● **Given exercise**:
Could you print every record below exactly as it appears?

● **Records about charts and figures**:

· · · ·

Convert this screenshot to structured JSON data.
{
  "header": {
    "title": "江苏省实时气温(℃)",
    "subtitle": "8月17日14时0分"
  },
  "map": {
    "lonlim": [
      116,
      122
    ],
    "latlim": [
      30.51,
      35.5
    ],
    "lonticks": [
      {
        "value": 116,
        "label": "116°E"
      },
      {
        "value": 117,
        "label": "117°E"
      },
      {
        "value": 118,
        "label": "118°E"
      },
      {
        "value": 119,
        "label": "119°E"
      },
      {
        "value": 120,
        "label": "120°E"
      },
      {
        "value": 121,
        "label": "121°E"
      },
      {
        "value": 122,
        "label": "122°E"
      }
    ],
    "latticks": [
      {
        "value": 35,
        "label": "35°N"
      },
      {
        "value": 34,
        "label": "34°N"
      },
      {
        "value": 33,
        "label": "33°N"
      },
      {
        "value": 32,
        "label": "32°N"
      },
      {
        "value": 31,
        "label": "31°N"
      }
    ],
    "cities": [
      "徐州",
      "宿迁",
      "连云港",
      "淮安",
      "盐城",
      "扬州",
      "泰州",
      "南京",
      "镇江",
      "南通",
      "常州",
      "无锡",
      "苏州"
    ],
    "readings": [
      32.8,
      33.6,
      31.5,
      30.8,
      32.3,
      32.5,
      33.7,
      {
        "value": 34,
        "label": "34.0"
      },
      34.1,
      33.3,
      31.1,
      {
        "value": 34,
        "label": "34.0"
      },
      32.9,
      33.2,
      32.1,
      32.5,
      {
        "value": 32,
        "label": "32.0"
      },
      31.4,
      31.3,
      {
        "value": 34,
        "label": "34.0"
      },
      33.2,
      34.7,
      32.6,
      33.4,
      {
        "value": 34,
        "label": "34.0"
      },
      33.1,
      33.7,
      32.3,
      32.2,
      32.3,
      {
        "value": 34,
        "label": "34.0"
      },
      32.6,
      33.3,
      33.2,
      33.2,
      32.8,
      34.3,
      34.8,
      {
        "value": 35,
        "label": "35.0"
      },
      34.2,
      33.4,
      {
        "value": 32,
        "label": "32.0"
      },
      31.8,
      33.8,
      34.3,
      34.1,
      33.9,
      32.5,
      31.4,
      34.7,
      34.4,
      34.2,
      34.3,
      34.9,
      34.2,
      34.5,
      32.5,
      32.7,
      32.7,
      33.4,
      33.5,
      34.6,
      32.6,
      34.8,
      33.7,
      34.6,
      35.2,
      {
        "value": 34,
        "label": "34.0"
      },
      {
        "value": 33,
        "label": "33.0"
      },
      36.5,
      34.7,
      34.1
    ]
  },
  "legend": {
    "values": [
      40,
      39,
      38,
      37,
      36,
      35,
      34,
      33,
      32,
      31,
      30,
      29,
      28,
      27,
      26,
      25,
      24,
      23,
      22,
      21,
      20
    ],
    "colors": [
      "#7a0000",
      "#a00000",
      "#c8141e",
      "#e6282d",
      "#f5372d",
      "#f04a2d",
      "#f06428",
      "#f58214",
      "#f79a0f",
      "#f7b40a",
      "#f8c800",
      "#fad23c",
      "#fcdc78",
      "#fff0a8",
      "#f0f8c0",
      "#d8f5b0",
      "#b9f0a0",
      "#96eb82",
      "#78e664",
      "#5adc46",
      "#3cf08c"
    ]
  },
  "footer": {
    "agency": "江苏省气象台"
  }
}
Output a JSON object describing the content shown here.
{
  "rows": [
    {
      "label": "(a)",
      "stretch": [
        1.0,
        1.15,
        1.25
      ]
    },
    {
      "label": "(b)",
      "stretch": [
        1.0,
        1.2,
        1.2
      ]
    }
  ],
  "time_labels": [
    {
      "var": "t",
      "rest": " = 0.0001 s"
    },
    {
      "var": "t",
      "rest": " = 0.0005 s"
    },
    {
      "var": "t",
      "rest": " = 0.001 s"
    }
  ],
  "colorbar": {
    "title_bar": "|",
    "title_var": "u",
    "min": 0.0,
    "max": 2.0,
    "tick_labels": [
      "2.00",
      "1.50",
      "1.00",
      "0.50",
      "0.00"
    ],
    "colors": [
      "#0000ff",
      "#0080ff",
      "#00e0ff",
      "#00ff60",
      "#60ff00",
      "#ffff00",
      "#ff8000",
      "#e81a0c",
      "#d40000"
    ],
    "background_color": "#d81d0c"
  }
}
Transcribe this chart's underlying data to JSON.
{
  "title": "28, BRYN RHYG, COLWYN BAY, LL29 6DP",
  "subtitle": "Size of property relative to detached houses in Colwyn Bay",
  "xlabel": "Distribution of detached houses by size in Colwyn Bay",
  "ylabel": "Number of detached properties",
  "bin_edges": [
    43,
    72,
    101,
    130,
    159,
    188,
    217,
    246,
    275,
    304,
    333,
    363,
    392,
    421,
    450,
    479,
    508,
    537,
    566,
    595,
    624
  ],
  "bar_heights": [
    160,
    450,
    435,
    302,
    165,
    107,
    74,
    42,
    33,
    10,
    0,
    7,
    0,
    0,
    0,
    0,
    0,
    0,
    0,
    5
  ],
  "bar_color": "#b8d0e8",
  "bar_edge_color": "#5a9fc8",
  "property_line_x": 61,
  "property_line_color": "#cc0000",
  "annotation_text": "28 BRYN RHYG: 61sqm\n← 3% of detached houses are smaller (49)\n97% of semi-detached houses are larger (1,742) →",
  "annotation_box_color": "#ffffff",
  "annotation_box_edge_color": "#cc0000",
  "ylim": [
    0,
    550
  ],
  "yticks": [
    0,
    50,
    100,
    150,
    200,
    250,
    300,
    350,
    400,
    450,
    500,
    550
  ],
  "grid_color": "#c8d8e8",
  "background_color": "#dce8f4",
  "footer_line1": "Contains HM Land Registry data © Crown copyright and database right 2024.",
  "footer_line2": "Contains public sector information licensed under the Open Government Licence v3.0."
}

· · · ·

● **Right answer**:
Convert this screenshot to structured JSON data.
{
  "header": {
    "title": "江苏省实时气温(℃)",
    "subtitle": "8月17日14时0分"
  },
  "map": {
    "lonlim": [
      116,
      122
    ],
    "latlim": [
      30.51,
      35.5
    ],
    "lonticks": [
      {
        "value": 116,
        "label": "116°E"
      },
      {
        "value": 117,
        "label": "117°E"
      },
      {
        "value": 118,
        "label": "118°E"
      },
      {
        "value": 119,
        "label": "119°E"
      },
      {
        "value": 120,
        "label": "120°E"
      },
      {
        "value": 121,
        "label": "121°E"
      },
      {
        "value": 122,
        "label": "122°E"
      }
    ],
    "latticks": [
      {
        "value": 35,
        "label": "35°N"
      },
      {
        "value": 34,
        "label": "34°N"
      },
      {
        "value": 33,
        "label": "33°N"
      },
      {
        "value": 32,
        "label": "32°N"
      },
      {
        "value": 31,
        "label": "31°N"
      }
    ],
    "cities": [
      "徐州",
      "宿迁",
      "连云港",
      "淮安",
      "盐城",
      "扬州",
      "泰州",
      "南京",
      "镇江",
      "南通",
      "常州",
      "无锡",
      "苏州"
    ],
    "readings": [
      32.8,
      33.6,
      31.5,
      30.8,
      32.3,
      32.5,
      33.7,
      {
        "value": 34,
        "label": "34.0"
      },
      34.1,
      33.3,
      31.1,
      {
        "value": 34,
        "label": "34.0"
      },
      32.9,
      33.2,
      32.1,
      32.5,
      {
        "value": 32,
        "label": "32.0"
      },
      31.4,
      31.3,
      {
        "value": 34,
        "label": "34.0"
      },
      33.2,
      34.7,
      32.6,
      33.4,
      {
        "value": 34,
        "label": "34.0"
      },
      33.1,
      33.7,
      32.3,
      32.2,
      32.3,
      {
        "value": 34,
        "label": "34.0"
      },
      32.6,
      33.3,
      33.2,
      33.2,
      32.8,
      34.3,
      34.8,
      {
        "value": 35,
        "label": "35.0"
      },
      34.2,
      33.4,
      {
        "value": 32,
        "label": "32.0"
      },
      31.8,
      33.8,
      34.3,
      34.1,
      33.9,
      32.5,
      31.4,
      34.7,
      34.4,
      34.2,
      34.3,
      34.9,
      34.2,
      34.5,
      32.5,
      32.7,
      32.7,
      33.4,
      33.5,
      34.6,
      32.6,
      34.8,
      33.7,
      34.6,
      35.2,
      {
        "value": 34,
        "label": "34.0"
      },
      {
        "value": 33,
        "label": "33.0"
      },
      36.5,
      34.7,
      34.1
    ]
  },
  "legend": {
    "values": [
      40,
      39,
      38,
      37,
      36,
      35,
      34,
      33,
      32,
      31,
      30,
      29,
      28,
      27,
      26,
      25,
      24,
      23,
      22,
      21,
      20
    ],
    "colors": [
      "#7a0000",
      "#a00000",
      "#c8141e",
      "#e6282d",
      "#f5372d",
      "#f04a2d",
      "#f06428",
      "#f58214",
      "#f79a0f",
      "#f7b40a",
      "#f8c800",
      "#fad23c",
      "#fcdc78",
      "#fff0a8",
      "#f0f8c0",
      "#d8f5b0",
      "#b9f0a0",
      "#96eb82",
      "#78e664",
      "#5adc46",
      "#3cf08c"
    ]
  },
  "footer": {
    "agency": "江苏省气象台"
  }
}
Output a JSON object describing the content shown here.
{
  "rows": [
    {
      "label": "(a)",
      "stretch": [
        1.0,
        1.15,
        1.25
      ]
    },
    {
      "label": "(b)",
      "stretch": [
        1.0,
        1.2,
        1.2
      ]
    }
  ],
  "time_labels": [
    {
      "var": "t",
      "rest": " = 0.0001 s"
    },
    {
      "var": "t",
      "rest": " = 0.0005 s"
    },
    {
      "var": "t",
      "rest": " = 0.001 s"
    }
  ],
  "colorbar": {
    "title_bar": "|",
    "title_var": "u",
    "min": 0.0,
    "max": 2.0,
    "tick_labels": [
      "2.00",
      "1.50",
      "1.00",
      "0.50",
      "0.00"
    ],
    "colors": [
      "#0000ff",
      "#0080ff",
      "#00e0ff",
      "#00ff60",
      "#60ff00",
      "#ffff00",
      "#ff8000",
      "#e81a0c",
      "#d40000"
    ],
    "background_color": "#d81d0c"
  }
}
Transcribe this chart's underlying data to JSON.
{
  "title": "28, BRYN RHYG, COLWYN BAY, LL29 6DP",
  "subtitle": "Size of property relative to detached houses in Colwyn Bay",
  "xlabel": "Distribution of detached houses by size in Colwyn Bay",
  "ylabel": "Number of detached properties",
  "bin_edges": [
    43,
    72,
    101,
    130,
    159,
    188,
    217,
    246,
    275,
    304,
    333,
    363,
    392,
    421,
    450,
    479,
    508,
    537,
    566,
    595,
    624
  ],
  "bar_heights": [
    160,
    450,
    435,
    302,
    165,
    107,
    74,
    42,
    33,
    10,
    0,
    7,
    0,
    0,
    0,
    0,
    0,
    0,
    0,
    5
  ],
  "bar_color": "#b8d0e8",
  "bar_edge_color": "#5a9fc8",
  "property_line_x": 61,
  "property_line_color": "#cc0000",
  "annotation_text": "28 BRYN RHYG: 61sqm\n← 3% of detached houses are smaller (49)\n97% of semi-detached houses are larger (1,742) →",
  "annotation_box_color": "#ffffff",
  "annotation_box_edge_color": "#cc0000",
  "ylim": [
    0,
    550
  ],
  "yticks": [
    0,
    50,
    100,
    150,
    200,
    250,
    300,
    350,
    400,
    450,
    500,
    550
  ],
  "grid_color": "#c8d8e8",
  "background_color": "#dce8f4",
  "footer_line1": "Contains HM Land Registry data © Crown copyright and database right 2024.",
  "footer_line2": "Contains public sector information licensed under the Open Government Licence v3.0."
}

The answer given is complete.